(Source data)
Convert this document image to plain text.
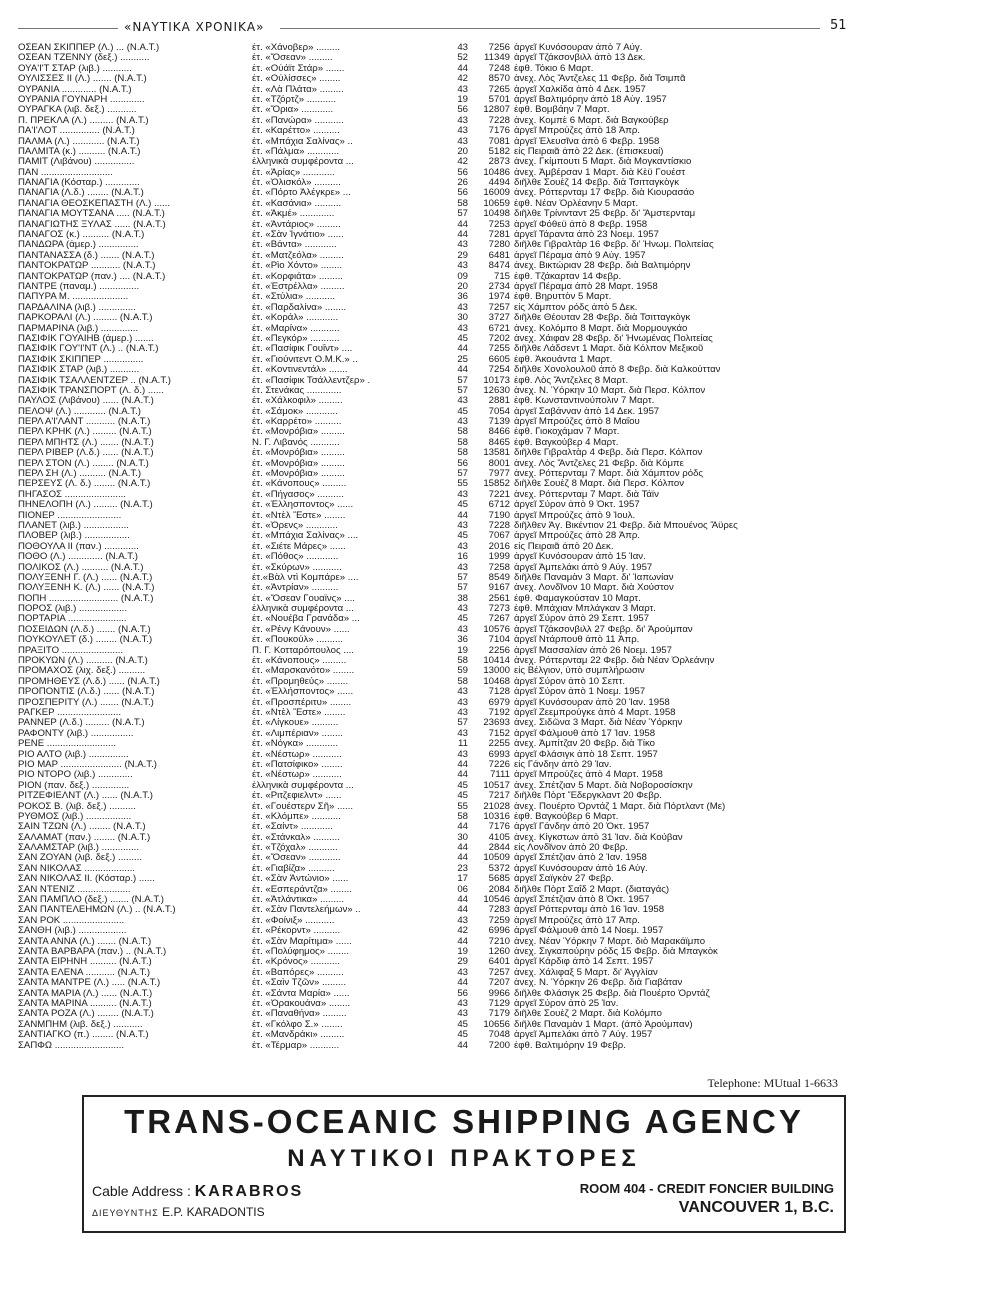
«ΝΑΥΤΙΚΑ ΧΡΟΝΙΚΑ»	51
ΟΣΕΑΝ ΣΚΙΠΠΕΡ (Λ.) ... (Ν.Α.Τ.)	ἐτ. «Χάνοβερ» .........	43	7256 ἀργεῖ Κυνόσουραν ἀπὸ 7 Αὐγ.
ΟΣΕΑΝ ΤΖΕΝΝΥ (δεξ.) ...........	ἐτ. «Ὄσεαν» .........	52	11349 ἀργεῖ Τζάκσονβιλλ ἀπὸ 13 Δεκ.
ΟΥΑ'Ι'Τ ΣΤΑΡ (λιβ.) ...........	ἐτ. «Οὐάϊτ Στάρ» .......	44	7248 ἐφθ. Τόκιο 6 Μαρτ.
ΟΥΛΙΣΣΕΣ ΙΙ (Λ.) ....... (Ν.Α.Τ.)	ἐτ. «Οὐλίσσες» ........	42	8570 ἀνεχ. Λὸς Ἄντζελες 11 Φεβρ. διὰ Τσιμπᾶ
ΟΥΡΑΝΙΑ ............. (Ν.Α.Τ.)	ἐτ. «Λὰ Πλάτα» .........	43	7265 ἀργεῖ Χαλκίδα ἀπὸ 4 Δεκ. 1957
ΟΥΡΑΝΙΑ ΓΟΥΝΑΡΗ .............	ἐτ. «Τζόρτζ» ...........	19	5701 ἀργεῖ Βαλτιμόρην ἀπὸ 18 Αὐγ. 1957
ΟΥΡΑΓΚΑ (λιβ. δεξ.) ...........	ἐτ. «Ὅρια» ............	56	12807 ἐφθ. Βομβάην 7 Μαρτ.
Π. ΠΡΕΚΛΑ (Λ.) ......... (Ν.Α.Τ.)	ἐτ. «Πανώρα» ...........	43	7228 ἀνεχ. Κομπὲ 6 Μαρτ. διὰ Βαγκούβερ
ΠΑ'Ι'ΛΟΤ ............... (Ν.Α.Τ.)	ἐτ. «Καρέττο» ..........	43	7176 ἀργεῖ Μπρούζες ἀπὸ 18 Ἀπρ.
ΠΑΛΜΑ (Λ.) ............ (Ν.Α.Τ.)	ἐτ. «Μπάχια Σαλίνας» ..	43	7081 ἀργεῖ Ἐλευσῖνα ἀπὸ 6 Φεβρ. 1958
ΠΑΛΜΙΤΑ (κ.) .......... (Ν.Α.Τ.)	ἐτ. «Πάλμα» ............	20	5182 εἰς Πειραιᾶ ἀπὸ 22 Δεκ. (ἐπισκευαί)
ΠΑΜΙΤ (Λιβάνου) ...............	ἑλληνικὰ συμφέροντα ...	42	2873 ἀνεχ. Γκίμπουτι 5 Μαρτ. διὰ Μογκαντίσκιο
ΠΑΝ ...........................	ἐτ. «Ἀρίας» ............	56	10486 ἀνεχ. Ἀμβέρσαν 1 Μαρτ. διὰ Κὲϋ Γουέστ
ΠΑΝΑΓΙΑ (Κόσταρ.) .............	ἐτ. «Ὀλισκόλ» ..........	26	4494 διῆλθε Σουὲζ 14 Φεβρ. διὰ Τσιτταγκὸγκ
ΠΑΝΑΓΙΑ (Λ.δ.) ........ (Ν.Α.Τ.)	ἐτ. «Πόρτο Ἀλέγκρε» ...	56	16009 ἀνεχ. Ρόττερνταμ 17 Φεβρ. διὰ Κιουρασάο
ΠΑΝΑΓΙΑ ΘΕΟΣΚΕΠΑΣΤΗ (Λ.) ......	ἐτ. «Κασάνια» ..........	58	10659 ἐφθ. Νέαν Ὀρλέανην 5 Μαρτ.
ΠΑΝΑΓΙΑ ΜΟΥΤΣΑΝΑ ..... (Ν.Α.Τ.)	ἐτ. «Ἀκμέ» .............	57	10498 διῆλθε Τρίνινταντ 25 Φεβρ. δι' Ἄμστερνταμ
ΠΑΝΑΓΙΩΤΗΣ ΞΥΛΑΣ ...... (Ν.Α.Τ.)	ἐτ. «Ἀντάριος» .........	44	7253 ἀργεῖ Φόθεϋ ἀπὸ 8 Φεβρ. 1958
ΠΑΝΑΓΟΣ (κ.) .......... (Ν.Α.Τ.)	ἐτ. «Σὰν Ἰγνάτιο» ......	44	7281 ἀργεῖ Τάραντα ἀπὸ 23 Νοεμ. 1957
ΠΑΝΔΩΡΑ (ἀμερ.) ...............	ἐτ. «Βάντα» ............	43	7280 διῆλθε Γιβραλτὰρ 16 Φεβρ. δι' Ἡνωμ. Πολιτείας
ΠΑΝΤΑΝΑΣΣΑ (δ.) ....... (Ν.Α.Τ.)	ἐτ. «Ματζεόλα» .........	29	6481 ἀργεῖ Πέραμα ἀπὸ 9 Αὐγ. 1957
ΠΑΝΤΟΚΡΑΤΩΡ ........... (Ν.Α.Τ.)	ἐτ. «Ρὶο Χόντο» ........	43	8474 ἀνεχ. Βικτώριαν 28 Φεβρ. διὰ Βαλτιμόρην
ΠΑΝΤΟΚΡΑΤΩΡ (παν.) .... (Ν.Α.Τ.)	ἐτ. «Κορφιάτα» .........	09	715 ἐφθ. Τζάκαρταν 14 Φεβρ.
ΠΑΝΤΡΕ (παναμ.) ...............	ἐτ. «Ἐστρέλλα» .........	20	2734 ἀργεῖ Πέραμα ἀπὸ 28 Μαρτ. 1958
ΠΑΠΥΡΑ Μ. .....................	ἐτ. «Στύλια» ...........	36	1974 ἐφθ. Βηρυττὸν 5 Μαρτ.
ΠΑΡΔΑΛΙΝΑ (λιβ.) ..............	ἐτ. «Παρδαλίνα» ........	43	7257 εἰς Χάμπτον ρόδς ἀπὸ 5 Δεκ.
ΠΑΡΚΟΡΑΛΙ (Λ.) ......... (Ν.Α.Τ.)	ἐτ. «Κοράλ» ............	30	3727 διῆλθε Θέουταν 28 Φεβρ. διὰ Τσιτταγκὸγκ
ΠΑΡΜΑΡΙΝΑ (λιβ.) ..............	ἐτ. «Μαρίνα» ...........	43	6721 ἀνεχ. Κολόμπο 8 Μαρτ. διὰ Μορμουγκάο
ΠΑΣΙΦΙΚ ΓΟΥΑΙΗΒ (ἀμερ.) .......	ἐτ. «Πεγκόρ» ...........	45	7202 ἀνεχ. Χάιφαν 28 Φεβρ. δι' Ἡνωμένας Πολιτείας
ΠΑΣΙΦΙΚ ΓΟΥ'Ι'ΝΤ (Λ.) .. (Ν.Α.Τ.)	ἐτ. «Πασίφικ Γουΐντ» ....	44	7255 διῆλθε Λάδσεντ 1 Μαρτ. διὰ Κόλπον Μεξικοῦ
ΠΑΣΙΦΙΚ ΣΚΙΠΠΕΡ ...............	ἐτ. «Γιούνιτεντ Ο.Μ.Κ.» ..	25	6605 ἐφθ. Ἀκουάντα 1 Μαρτ.
ΠΑΣΙΦΙΚ ΣΤΑΡ (λιβ.) ...........	ἐτ. «Κοντινεντάλ» .......	44	7254 διῆλθε Χονολουλοῦ ἀπὸ 8 Φεβρ. διὰ Καλκούτταν
ΠΑΣΙΦΙΚ ΤΣΑΛΛΕΝΤΖΕΡ .. (Ν.Α.Τ.)	ἐτ. «Πασίφικ Τσάλλεντζερ» .	57	10173 ἐφθ. Λὸς Ἄντζελες 8 Μαρτ.
ΠΑΣΙΦΙΚ ΤΡΑΝΣΠΟΡΤ (Λ. δ.) ......	ἐτ. Στενάκας .............	57	12630 ἀνεχ. Ν. Ὑόρκην 10 Μαρτ. διὰ Περσ. Κόλπον
ΠΑΥΛΟΣ (Λιβάνου) ...... (Ν.Α.Τ.)	ἐτ. «Χάλκοφιλ» .........	43	2881 ἐφθ. Κωνσταντινούπολιν 7 Μαρτ.
ΠΕΛΟΨ (Λ.) ............ (Ν.Α.Τ.)	ἐτ. «Σάμοκ» ............	45	7054 ἀργεῖ Σαβάνναν ἀπὸ 14 Δεκ. 1957
ΠΕΡΛ Α'Ι'ΛΑΝΤ ........... (Ν.Α.Τ.)	ἐτ. «Καρρέτο» ..........	43	7139 ἀργεῖ Μπρούζες ἀπὸ 8 Μαΐου
ΠΕΡΛ ΚΡΗΚ (Λ.) ......... (Ν.Α.Τ.)	ἐτ. «Μονρόβια» .........	58	8466 ἐφθ. Γιοκοχάμαν 7 Μαρτ.
ΠΕΡΛ ΜΠΗΤΣ (Λ.) ....... (Ν.Α.Τ.)	Ν. Γ. Λιβανός ...........	58	8465 ἐφθ. Βαγκούβερ 4 Μαρτ.
ΠΕΡΛ ΡΙΒΕΡ (Λ.δ.) ...... (Ν.Α.Τ.)	ἐτ. «Μονρόβια» .........	58	13581 διῆλθε Γιβραλτὰρ 4 Φεβρ. διὰ Περσ. Κόλπον
ΠΕΡΛ ΣΤΟΝ (Λ.) ........ (Ν.Α.Τ.)	ἐτ. «Μονρόβια» .........	56	8001 ἀνεχ. Λὸς Ἄντζελες 21 Φεβρ. διὰ Κόμπε
ΠΕΡΛ ΣΗ (Λ.) .......... (Ν.Α.Τ.)	ἐτ. «Μονρόβια» .........	57	7977 ἀνεχ. Ρόττερνταμ 7 Μαρτ. διὰ Χάμπτον ρόδς
ΠΕΡΣΕΥΣ (Λ. δ.) ........ (Ν.Α.Τ.)	ἐτ. «Κάνοπους» .........	55	15852 διῆλθε Σουὲζ 8 Μαρτ. διὰ Περσ. Κόλπον
ΠΗΓΑΣΟΣ .......................	ἐτ. «Πήγασος» ..........	43	7221 ἀνεχ. Ρόττερνταμ 7 Μαρτ. διὰ Τάϊν
ΠΗΝΕΛΟΠΗ (Λ.) ......... (Ν.Α.Τ.)	ἐτ. «Ἑλλησποντος» ......	45	6712 ἀργεῖ Σύρον ἀπὸ 9 Ὀκτ. 1957
ΠΙΟΝΕΡ ........................	ἐτ. «Ντὲλ Ἔστε» ........	44	7190 ἀργεῖ Μπρούζες ἀπὸ 9 Ἰουλ.
ΠΛΑΝΕΤ (λιβ.) .................	ἐτ. «Ὀρενς» ............	43	7228 διῆλθεν Ἁγ. Βικέντιον 21 Φεβρ. διὰ Μπουένος Ἄϋρες
ΠΛΟΒΕΡ (λιβ.) .................	ἐτ. «Μπάχια Σαλίνας» ....	45	7067 ἀργεῖ Μπρούζες ἀπὸ 28 Ἀπρ.
ΠΟΘΟΥΛΑ ΙΙ (παν.) .............	ἐτ. «Σιέτε Μάρες» ......	43	2016 εἰς Πειραιᾶ ἀπὸ 20 Δεκ.
ΠΟΘΟ (Λ.) ............. (Ν.Α.Τ.)	ἐτ. «Πόθος» ............	16	1999 ἀργεῖ Κυνόσουραν ἀπὸ 15 Ἰαν.
ΠΟΛΙΚΟΣ (Λ.) .......... (Ν.Α.Τ.)	ἐτ. «Σκύρων» ...........	43	7258 ἀργεῖ Ἀμπελάκι ἀπὸ 9 Αὐγ. 1957
ΠΟΛΥΞΕΝΗ Γ. (Λ.) ...... (Ν.Α.Τ.)	ἐτ.«Βὰλ ντὶ Κομπάρε» ....	57	8549 διῆλθε Παναμὰν 3 Μαρτ. δι' Ἰαπωνίαν
ΠΟΛΥΞΕΝΗ Κ. (Λ.) ...... (Ν.Α.Τ.)	ἐτ. «Ἀντρίαν» ..........	57	9167 ἀνεχ. Λονδῖνον 10 Μαρτ. διὰ Χούστον
ΠΟΠΗ .......................... (Ν.Α.Τ.)	ἐτ. «Ὄσεαν Γουαϊνς» ....	38	2561 ἐφθ. Φαμαγκούσταν 10 Μαρτ.
ΠΟΡΟΣ (λιβ.) ..................	ἑλληνικὰ συμφέροντα ...	43	7273 ἐφθ. Μπάχιαν Μπλάγκαν 3 Μαρτ.
ΠΟΡΤΑΡΙΑ ......................	ἐτ. «Νουέβα Γρανάδα» ...	45	7267 ἀργεῖ Σύρον ἀπὸ 29 Σεπτ. 1957
ΠΟΣΕΙΔΩΝ (Λ.δ.) ....... (Ν.Α.Τ.)	ἐτ. «Ρένγ Κάνουν» ......	43	10576 ἀργεῖ Τζάκσονβιλλ 27 Φεβρ. δι' Ἀρούμπαν
ΠΟΥΚΟΥΛΕΤ (δ.) ........ (Ν.Α.Τ.)	ἐτ. «Πουκούλ» ..........	36	7104 ἀργεῖ Ντάρπουθ ἀπὸ 11 Ἀπρ.
ΠΡΑΞΙΤΟ .......................	Π. Γ. Κοτταρόπουλος ....	19	2256 ἀργεῖ Μασσαλίαν ἀπὸ 26 Νοεμ. 1957
ΠΡΟΚΥΩΝ (Λ.) .......... (Ν.Α.Τ.)	ἐτ. «Κάνοπους» .........	58	10414 ἀνεχ. Ρόττερνταμ 22 Φεβρ. διὰ Νέαν Ὀρλεάνην
ΠΡΟΜΑΧΟΣ (λιχ. δεξ.) ..........	ἐτ. «Μαρσκανότο» ........	59	13000 εἰς Βέλγιον, ὑπὸ συμπλήρωσιν
ΠΡΟΜΗΘΕΥΣ (Λ.δ.) ...... (Ν.Α.Τ.)	ἐτ. «Προμηθεύς» ........	58	10468 ἀργεῖ Σύρον ἀπὸ 10 Σεπτ.
ΠΡΟΠΟΝΤΙΣ (Λ.δ.) ...... (Ν.Α.Τ.)	ἐτ. «Ἑλλήσποντος» ......	43	7128 ἀργεῖ Σύρον ἀπὸ 1 Νοεμ. 1957
ΠΡΟΣΠΕΡΙΤΥ (Λ.) ....... (Ν.Α.Τ.)	ἐτ. «Προσπέριτυ» ........	43	6979 ἀργεῖ Κυνόσουραν ἀπὸ 20 Ἰαν. 1958
ΡΑΓΚΕΡ ........................	ἐτ. «Ντὲλ Ἔστε» ........	43	7192 ἀργεῖ Ζεεμπρούγκε ἀπὸ 4 Μαρτ. 1958
ΡΑΝΝΕΡ (Λ.δ.) ......... (Ν.Α.Τ.)	ἐτ. «Λίγκουε» ..........	57	23693 ἀνεχ. Σιδῶνα 3 Μαρτ. διὰ Νέαν Ὑόρκην
ΡΑΦΟΝΤΥ (λιβ.) ................	ἐτ. «Λιμπέριαν» ........	43	7152 ἀργεῖ Φάλμουθ ἀπὸ 17 Ἰαν. 1958
ΡΕΝΕ ..........................	ἐτ. «Νόγκα» ............	11	2255 ἀνεχ. Ἀμπίτζαν 20 Φεβρ. διὰ Τίκο
ΡΙΟ ΑΛΤΟ (λιβ.) ...............	ἐτ. «Νέστωρ» ...........	43	6993 ἀργεῖ Φλάσιγκ ἀπὸ 18 Σεπτ. 1957
ΡΙΟ ΜΑΡ ....................... (Ν.Α.Τ.)	ἐτ. «Πατσίφικο» ........	44	7226 εἰς Γάνδην ἀπὸ 29 Ἰαν.
ΡΙΟ ΝΤΟΡΟ (λιβ.) .............	ἐτ. «Νέστωρ» ...........	44	7111 ἀργεῖ Μπρούζες ἀπὸ 4 Μαρτ. 1958
ΡΙΟΝ (παν. δεξ.) ..............	ἑλληνικὰ συμφέροντα ...	45	10517 ἀνεχ. Σπέτζιαν 5 Μαρτ. διὰ Νοβοροσίσκην
ΡΙΤΖΕΦΙΕΛΝΤ (Λ.) ...... (Ν.Α.Τ.)	ἐτ. «Ριτζεφιελντ» ......	45	7217 διῆλθε Πὸρτ Ἔδεργκλαντ 20 Φεβρ.
ΡΟΚΟΣ Β. (λιβ. δεξ.) ..........	ἐτ. «Γουέστερν Σῆ» ......	55	21028 ἀνεχ. Πουέρτο Ὀρντάζ 1 Μαρτ. διὰ Πόρτλαντ (Με)
ΡΥΘΜΟΣ (λιβ.) .................	ἐτ. «Κλόμπε» ...........	58	10316 ἐφθ. Βαγκούβερ 6 Μαρτ.
ΣΑΙΝ ΤΖΩΝ (Λ.) ........ (Ν.Α.Τ.)	ἐτ. «Σαίντ» ............	44	7176 ἀργεῖ Γάνδην ἀπὸ 20 Ὀκτ. 1957
ΣΑΛΑΜΑΤ (παν.) ........ (Ν.Α.Τ.)	ἐτ. «Στάνκαλ» ..........	30	4105 ἀνεχ. Κίγκστων ἀπὸ 31 Ἰαν. διὰ Κούβαν
ΣΑΛΑΜΣΤΑΡ (λιβ.) ..............	ἐτ. «Τζόχαλ» ...........	44	2844 εἰς Λονδῖνον ἀπὸ 20 Φεβρ.
ΣΑΝ ΖΟΥΑΝ (λιβ. δεξ.) .........	ἐτ. «Ὄσεαν» ............	44	10509 ἀργεῖ Σπέτζιαν ἀπὸ 2 Ἰαν. 1958
ΣΑΝ ΝΙΚΟΛΑΣ ...................	ἐτ. «Γιαβίζα» ..........	23	5372 ἀργεῖ Κυνόσουραν ἀπὸ 16 Αὐγ.
ΣΑΝ ΝΙΚΟΛΑΣ ΙΙ. (Κόσταρ.) ......	ἐτ. «Σὰν Ἀντώνιο» ......	17	5685 ἀργεῖ Σαϊγκὸν 27 Φεβρ.
ΣΑΝ ΝΤΕΝΙΖ ....................	ἐτ. «Εσπεράντζα» ........	06	2084 διῆλθε Πὸρτ Σαΐδ 2 Μαρτ. (διαταγάς)
ΣΑΝ ΠΑΜΠΛΟ (δεξ.) ....... (Ν.Α.Τ.)	ἐτ. «Ἀτλάντικα» .........	44	10546 ἀργεῖ Σπέτζιαν ἀπὸ 8 Ὀκτ. 1957
ΣΑΝ ΠΑΝΤΕΛΕΗΜΩΝ (Λ.) .. (Ν.Α.Τ.)	ἐτ. «Σὰν Παντελεήμων» ..	44	7283 ἀργεῖ Ρόττερνταμ ἀπὸ 16 Ἰαν. 1958
ΣΑΝ ΡΟΚ .......................	ἐτ. «Φοίνιξ» ...........	43	7259 ἀργεῖ Μπρούζες ἀπὸ 17 Ἀπρ.
ΣΑΝΘΗ (λιβ.) ..................	ἐτ. «Ρέκορντ» ..........	42	6996 ἀργεῖ Φάλμουθ ἀπὸ 14 Νοεμ. 1957
ΣΑΝΤΑ ΑΝΝΑ (Λ.) ....... (Ν.Α.Τ.)	ἐτ. «Σὰν Μαρίτιμα» ......	44	7210 ἀνεχ. Νέαν Ὑόρκην 7 Μαρτ. διὸ Μαρακάϊμπο
ΣΑΝΤΑ ΒΑΡΒΑΡΑ (παν.) .. (Ν.Α.Τ.)	ἐτ. «Πολύφημος» ........	19	1260 ἀνεχ. Σιγκαπούρην ρόδς 15 Φεβρ. διὰ Μπαγκὸκ
ΣΑΝΤΑ ΕΙΡΗΝΗ .......... (Ν.Α.Τ.)	ἐτ. «Κρόνος» ...........	29	6401 ἀργεῖ Κάρδιφ ἀπὸ 14 Σεπτ. 1957
ΣΑΝΤΑ ΕΛΕΝΑ ........... (Ν.Α.Τ.)	ἐτ. «Βαπόρες» ..........	43	7257 ἀνεχ. Χάλιφαξ 5 Μαρτ. δι' Ἀγγλίαν
ΣΑΝΤΑ ΜΑΝΤΡΕ (Λ.) ..... (Ν.Α.Τ.)	ἐτ. «Σαὶν Τζῶν» .........	44	7207 ἀνεχ. Ν. Ὑόρκην 26 Φεβρ. διὰ Γιαβάταν
ΣΑΝΤΑ ΜΑΡΙΑ (Λ.) ...... (Ν.Α.Τ.)	ἐτ. «Σάντα Μαρία» ......	56	9966 διῆλθε Φλάσιγκ 25 Φεβρ. διὰ Πουέρτο Ὀρντάζ
ΣΑΝΤΑ ΜΑΡΙΝΑ .......... (Ν.Α.Τ.)	ἐτ. «Ὀρακουάνα» ........	43	7129 ἀργεῖ Σύρον ἀπὸ 25 Ἰαν.
ΣΑΝΤΑ ΡΟΖΑ (Λ.) ........ (Ν.Α.Τ.)	ἐτ. «Παναθήνα» .........	43	7179 διῆλθε Σουὲζ 2 Μαρτ. διὰ Κολόμπο
ΣΑΝΜΠΗΜ (λιβ. δεξ.) ...........	ἐτ. «Γκόλφο Σ.» ........	45	10656 διῆλθε Παναμὰν 1 Μαρτ. (ἀπὸ Ἀρούμπαν)
ΣΑΝΤΙΑΓΚΟ (π.) ........ (Ν.Α.Τ.)	ἐτ. «Μανδράκι» .........	45	7048 ἀργεῖ Ἀμπελάκι ἀπὸ 7 Αὐγ. 1957
ΣΑΠΦΩ ..........................	ἐτ. «Τέρμαρ» ...........	44	7200 ἐφθ. Βαλτιμόρην 19 Φεβρ.
Telephone: MUtual 1-6633
TRANS-OCEANIC SHIPPING AGENCY
ΝΑΥΤΙΚΟΙ ΠΡΑΚΤΟΡΕΣ
Cable Address : KARABROS
ΔΙΕΥΘΥΝΤΗΣ E.P. KARADONTIS
ROOM 404 - CREDIT FONCIER BUILDING
VANCOUVER 1, B.C.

Your instructions. Every line of the listing that holds "Ὄσεαν" should be found and copied.

Output.
ΟΣΕΑΝ ΤΖΕΝΝΥ (δεξ.) ...........	ἐτ. «Ὄσεαν» .........	52	11349 ἀργεῖ Τζάκσονβιλλ ἀπὸ 13 Δεκ.
ΠΟΠΗ .......................... (Ν.Α.Τ.)	ἐτ. «Ὄσεαν Γουαϊνς» ....	38	2561 ἐφθ. Φαμαγκούσταν 10 Μαρτ.
ΣΑΝ ΖΟΥΑΝ (λιβ. δεξ.) .........	ἐτ. «Ὄσεαν» ............	44	10509 ἀργεῖ Σπέτζιαν ἀπὸ 2 Ἰαν. 1958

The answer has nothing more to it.